[YOUR INSTRUCTIONS] Write every line of the material out exactly as shown.

BEGIN THE RECORDS

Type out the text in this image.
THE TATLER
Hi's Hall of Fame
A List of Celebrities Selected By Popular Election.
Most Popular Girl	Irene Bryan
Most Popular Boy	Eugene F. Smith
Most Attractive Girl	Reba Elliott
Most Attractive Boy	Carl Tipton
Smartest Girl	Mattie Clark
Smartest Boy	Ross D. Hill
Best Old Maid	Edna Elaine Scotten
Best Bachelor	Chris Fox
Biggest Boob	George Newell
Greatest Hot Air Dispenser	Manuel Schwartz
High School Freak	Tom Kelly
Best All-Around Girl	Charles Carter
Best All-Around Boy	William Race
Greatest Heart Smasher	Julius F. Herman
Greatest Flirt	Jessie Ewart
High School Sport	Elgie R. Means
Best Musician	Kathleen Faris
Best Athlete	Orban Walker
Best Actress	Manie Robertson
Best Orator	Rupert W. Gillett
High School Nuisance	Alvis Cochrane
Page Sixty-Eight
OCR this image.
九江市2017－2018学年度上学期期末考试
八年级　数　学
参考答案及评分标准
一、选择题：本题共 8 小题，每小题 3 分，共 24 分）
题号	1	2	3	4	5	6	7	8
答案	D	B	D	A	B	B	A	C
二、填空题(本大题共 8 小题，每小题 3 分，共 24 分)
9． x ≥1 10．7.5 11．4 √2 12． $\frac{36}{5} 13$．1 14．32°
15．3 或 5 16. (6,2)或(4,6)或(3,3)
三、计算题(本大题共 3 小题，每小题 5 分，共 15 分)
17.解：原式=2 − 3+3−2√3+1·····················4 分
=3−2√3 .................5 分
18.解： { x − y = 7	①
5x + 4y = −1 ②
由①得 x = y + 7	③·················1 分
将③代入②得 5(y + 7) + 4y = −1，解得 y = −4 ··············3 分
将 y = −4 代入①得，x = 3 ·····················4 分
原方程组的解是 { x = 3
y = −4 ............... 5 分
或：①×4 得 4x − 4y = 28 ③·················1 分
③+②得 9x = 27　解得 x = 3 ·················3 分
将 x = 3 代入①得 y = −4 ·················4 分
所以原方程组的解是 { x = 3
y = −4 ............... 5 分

END THE RECORDS

[RESULT OF THIS EXERCISE]
Type out the text in this image.
THE TATLER
Hi's Hall of Fame
A List of Celebrities Selected By Popular Election.
Most Popular Girl	Irene Bryan
Most Popular Boy	Eugene F. Smith
Most Attractive Girl	Reba Elliott
Most Attractive Boy	Carl Tipton
Smartest Girl	Mattie Clark
Smartest Boy	Ross D. Hill
Best Old Maid	Edna Elaine Scotten
Best Bachelor	Chris Fox
Biggest Boob	George Newell
Greatest Hot Air Dispenser	Manuel Schwartz
High School Freak	Tom Kelly
Best All-Around Girl	Charles Carter
Best All-Around Boy	William Race
Greatest Heart Smasher	Julius F. Herman
Greatest Flirt	Jessie Ewart
High School Sport	Elgie R. Means
Best Musician	Kathleen Faris
Best Athlete	Orban Walker
Best Actress	Manie Robertson
Best Orator	Rupert W. Gillett
High School Nuisance	Alvis Cochrane
Page Sixty-Eight
OCR this image.
九江市2017－2018学年度上学期期末考试
八年级　数　学
参考答案及评分标准
一、选择题：本题共 8 小题，每小题 3 分，共 24 分）
题号	1	2	3	4	5	6	7	8
答案	D	B	D	A	B	B	A	C
二、填空题(本大题共 8 小题，每小题 3 分，共 24 分)
9． x ≥1 10．7.5 11．4 √2 12． $\frac{36}{5} 13$．1 14．32°
15．3 或 5 16. (6,2)或(4,6)或(3,3)
三、计算题(本大题共 3 小题，每小题 5 分，共 15 分)
17.解：原式=2 − 3+3−2√3+1·····················4 分
=3−2√3 .................5 分
18.解： { x − y = 7	①
5x + 4y = −1 ②
由①得 x = y + 7	③·················1 分
将③代入②得 5(y + 7) + 4y = −1，解得 y = −4 ··············3 分
将 y = −4 代入①得，x = 3 ·····················4 分
原方程组的解是 { x = 3
y = −4 ............... 5 分
或：①×4 得 4x − 4y = 28 ③·················1 分
③+②得 9x = 27　解得 x = 3 ·················3 分
将 x = 3 代入①得 y = −4 ·················4 分
所以原方程组的解是 { x = 3
y = −4 ............... 5 分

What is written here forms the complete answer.